Using the records below, give the number of lines where the word "Community" appears, with no further output.
^^^^^^^^^^^^^^^^
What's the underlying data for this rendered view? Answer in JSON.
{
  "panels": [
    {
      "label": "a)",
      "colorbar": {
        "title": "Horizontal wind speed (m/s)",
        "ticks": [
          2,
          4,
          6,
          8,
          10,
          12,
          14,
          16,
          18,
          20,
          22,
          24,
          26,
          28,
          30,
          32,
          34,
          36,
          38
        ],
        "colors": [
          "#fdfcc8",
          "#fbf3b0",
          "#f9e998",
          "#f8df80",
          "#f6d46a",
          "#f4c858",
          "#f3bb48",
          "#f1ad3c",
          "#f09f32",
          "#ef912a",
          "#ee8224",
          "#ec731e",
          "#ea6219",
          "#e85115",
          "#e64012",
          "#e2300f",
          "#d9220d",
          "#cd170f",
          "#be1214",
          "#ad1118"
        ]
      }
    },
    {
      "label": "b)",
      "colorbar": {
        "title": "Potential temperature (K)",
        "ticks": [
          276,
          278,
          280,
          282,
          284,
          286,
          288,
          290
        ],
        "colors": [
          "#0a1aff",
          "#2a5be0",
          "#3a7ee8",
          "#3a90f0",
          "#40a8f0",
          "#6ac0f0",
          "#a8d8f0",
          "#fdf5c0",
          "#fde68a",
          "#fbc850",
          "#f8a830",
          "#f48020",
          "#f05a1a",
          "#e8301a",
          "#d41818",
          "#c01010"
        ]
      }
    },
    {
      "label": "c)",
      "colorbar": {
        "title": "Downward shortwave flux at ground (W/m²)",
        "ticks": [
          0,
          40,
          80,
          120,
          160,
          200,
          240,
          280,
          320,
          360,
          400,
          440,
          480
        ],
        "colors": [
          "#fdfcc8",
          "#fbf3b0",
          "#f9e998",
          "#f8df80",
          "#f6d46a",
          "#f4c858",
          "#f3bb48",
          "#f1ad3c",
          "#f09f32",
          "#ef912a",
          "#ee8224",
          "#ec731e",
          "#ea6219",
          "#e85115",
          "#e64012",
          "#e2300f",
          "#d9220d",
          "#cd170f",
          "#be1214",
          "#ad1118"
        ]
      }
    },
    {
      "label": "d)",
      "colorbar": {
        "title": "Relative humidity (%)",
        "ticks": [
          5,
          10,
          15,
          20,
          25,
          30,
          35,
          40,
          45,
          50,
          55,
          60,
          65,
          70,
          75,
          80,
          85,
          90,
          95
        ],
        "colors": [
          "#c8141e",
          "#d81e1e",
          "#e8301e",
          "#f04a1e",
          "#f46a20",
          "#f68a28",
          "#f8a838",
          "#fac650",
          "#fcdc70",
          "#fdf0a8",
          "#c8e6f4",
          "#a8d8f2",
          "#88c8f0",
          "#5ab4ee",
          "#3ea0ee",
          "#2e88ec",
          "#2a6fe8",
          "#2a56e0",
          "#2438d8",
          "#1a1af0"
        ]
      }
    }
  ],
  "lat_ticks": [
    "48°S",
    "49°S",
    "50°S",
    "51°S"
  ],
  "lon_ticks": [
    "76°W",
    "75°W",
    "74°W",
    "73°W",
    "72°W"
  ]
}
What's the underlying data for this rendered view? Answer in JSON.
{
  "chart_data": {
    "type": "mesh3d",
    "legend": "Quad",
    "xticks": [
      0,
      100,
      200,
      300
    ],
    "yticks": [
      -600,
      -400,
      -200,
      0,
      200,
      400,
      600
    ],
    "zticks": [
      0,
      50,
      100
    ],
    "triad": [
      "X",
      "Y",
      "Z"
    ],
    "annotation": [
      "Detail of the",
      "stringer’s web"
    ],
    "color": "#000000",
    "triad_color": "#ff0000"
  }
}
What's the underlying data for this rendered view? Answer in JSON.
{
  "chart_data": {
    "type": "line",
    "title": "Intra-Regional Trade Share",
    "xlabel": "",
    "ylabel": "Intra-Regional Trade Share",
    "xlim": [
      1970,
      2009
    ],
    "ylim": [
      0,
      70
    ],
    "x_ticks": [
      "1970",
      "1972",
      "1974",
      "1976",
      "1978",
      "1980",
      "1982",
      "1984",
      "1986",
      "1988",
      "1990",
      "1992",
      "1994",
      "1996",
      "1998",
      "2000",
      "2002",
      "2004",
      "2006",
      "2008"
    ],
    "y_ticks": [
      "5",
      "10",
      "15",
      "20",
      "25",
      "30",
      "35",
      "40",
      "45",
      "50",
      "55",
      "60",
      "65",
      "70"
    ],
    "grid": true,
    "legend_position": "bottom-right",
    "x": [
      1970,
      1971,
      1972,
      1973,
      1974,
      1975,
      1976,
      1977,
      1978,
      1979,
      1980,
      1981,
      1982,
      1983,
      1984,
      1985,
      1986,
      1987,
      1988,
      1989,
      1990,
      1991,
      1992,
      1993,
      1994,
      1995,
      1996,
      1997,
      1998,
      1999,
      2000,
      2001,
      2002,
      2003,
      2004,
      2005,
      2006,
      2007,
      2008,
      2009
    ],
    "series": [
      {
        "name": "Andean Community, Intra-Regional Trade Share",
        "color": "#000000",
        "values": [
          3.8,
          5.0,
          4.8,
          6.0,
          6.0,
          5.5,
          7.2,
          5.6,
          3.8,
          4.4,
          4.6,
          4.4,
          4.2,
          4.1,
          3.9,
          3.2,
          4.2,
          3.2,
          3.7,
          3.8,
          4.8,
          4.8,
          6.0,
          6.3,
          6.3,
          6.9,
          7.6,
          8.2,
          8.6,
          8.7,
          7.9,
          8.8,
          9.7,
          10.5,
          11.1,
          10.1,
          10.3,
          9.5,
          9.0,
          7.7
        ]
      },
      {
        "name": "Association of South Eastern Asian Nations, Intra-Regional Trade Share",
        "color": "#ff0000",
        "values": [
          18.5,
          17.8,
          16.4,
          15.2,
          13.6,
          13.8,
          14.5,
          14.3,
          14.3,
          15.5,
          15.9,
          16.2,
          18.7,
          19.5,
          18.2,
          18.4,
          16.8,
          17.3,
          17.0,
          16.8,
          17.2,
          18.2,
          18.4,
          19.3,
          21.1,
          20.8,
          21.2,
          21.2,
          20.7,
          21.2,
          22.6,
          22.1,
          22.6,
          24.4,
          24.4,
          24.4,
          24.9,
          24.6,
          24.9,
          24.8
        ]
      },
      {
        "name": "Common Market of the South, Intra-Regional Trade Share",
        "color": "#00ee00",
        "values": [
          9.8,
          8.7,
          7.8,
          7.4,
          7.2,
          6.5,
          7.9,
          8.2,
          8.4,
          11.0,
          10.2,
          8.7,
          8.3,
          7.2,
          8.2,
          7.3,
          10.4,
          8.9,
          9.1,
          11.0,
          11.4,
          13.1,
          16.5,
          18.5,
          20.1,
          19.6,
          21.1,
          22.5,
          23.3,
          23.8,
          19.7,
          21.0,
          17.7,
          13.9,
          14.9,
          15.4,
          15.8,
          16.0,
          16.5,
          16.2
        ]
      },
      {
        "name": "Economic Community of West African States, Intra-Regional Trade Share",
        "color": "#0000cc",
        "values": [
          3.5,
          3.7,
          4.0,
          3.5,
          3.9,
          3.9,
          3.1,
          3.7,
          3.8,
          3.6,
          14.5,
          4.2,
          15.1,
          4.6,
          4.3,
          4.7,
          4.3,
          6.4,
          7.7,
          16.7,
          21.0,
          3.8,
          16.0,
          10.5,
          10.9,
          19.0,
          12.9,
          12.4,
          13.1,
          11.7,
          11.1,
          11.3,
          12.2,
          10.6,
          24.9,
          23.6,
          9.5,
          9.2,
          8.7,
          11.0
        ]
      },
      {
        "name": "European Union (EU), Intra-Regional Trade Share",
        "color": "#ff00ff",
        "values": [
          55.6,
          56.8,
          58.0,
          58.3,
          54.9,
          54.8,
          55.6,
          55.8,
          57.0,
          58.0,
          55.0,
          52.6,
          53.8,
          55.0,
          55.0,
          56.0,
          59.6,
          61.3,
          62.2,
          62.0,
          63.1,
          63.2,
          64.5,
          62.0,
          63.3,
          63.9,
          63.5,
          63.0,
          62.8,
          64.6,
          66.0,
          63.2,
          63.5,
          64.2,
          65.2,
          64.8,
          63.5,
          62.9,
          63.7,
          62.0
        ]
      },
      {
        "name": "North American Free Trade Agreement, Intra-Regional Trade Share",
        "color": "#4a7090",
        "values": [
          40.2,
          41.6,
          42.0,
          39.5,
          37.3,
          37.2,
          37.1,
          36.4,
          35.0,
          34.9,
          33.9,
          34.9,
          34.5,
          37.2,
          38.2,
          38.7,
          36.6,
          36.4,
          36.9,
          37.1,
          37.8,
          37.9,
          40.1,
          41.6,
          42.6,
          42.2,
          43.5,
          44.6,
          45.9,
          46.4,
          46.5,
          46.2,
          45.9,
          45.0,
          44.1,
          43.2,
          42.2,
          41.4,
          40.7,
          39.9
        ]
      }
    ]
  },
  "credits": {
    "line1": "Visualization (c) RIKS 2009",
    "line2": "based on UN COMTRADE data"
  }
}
^^^^^^^^^^^^^^^^
# Answer to this exercise
2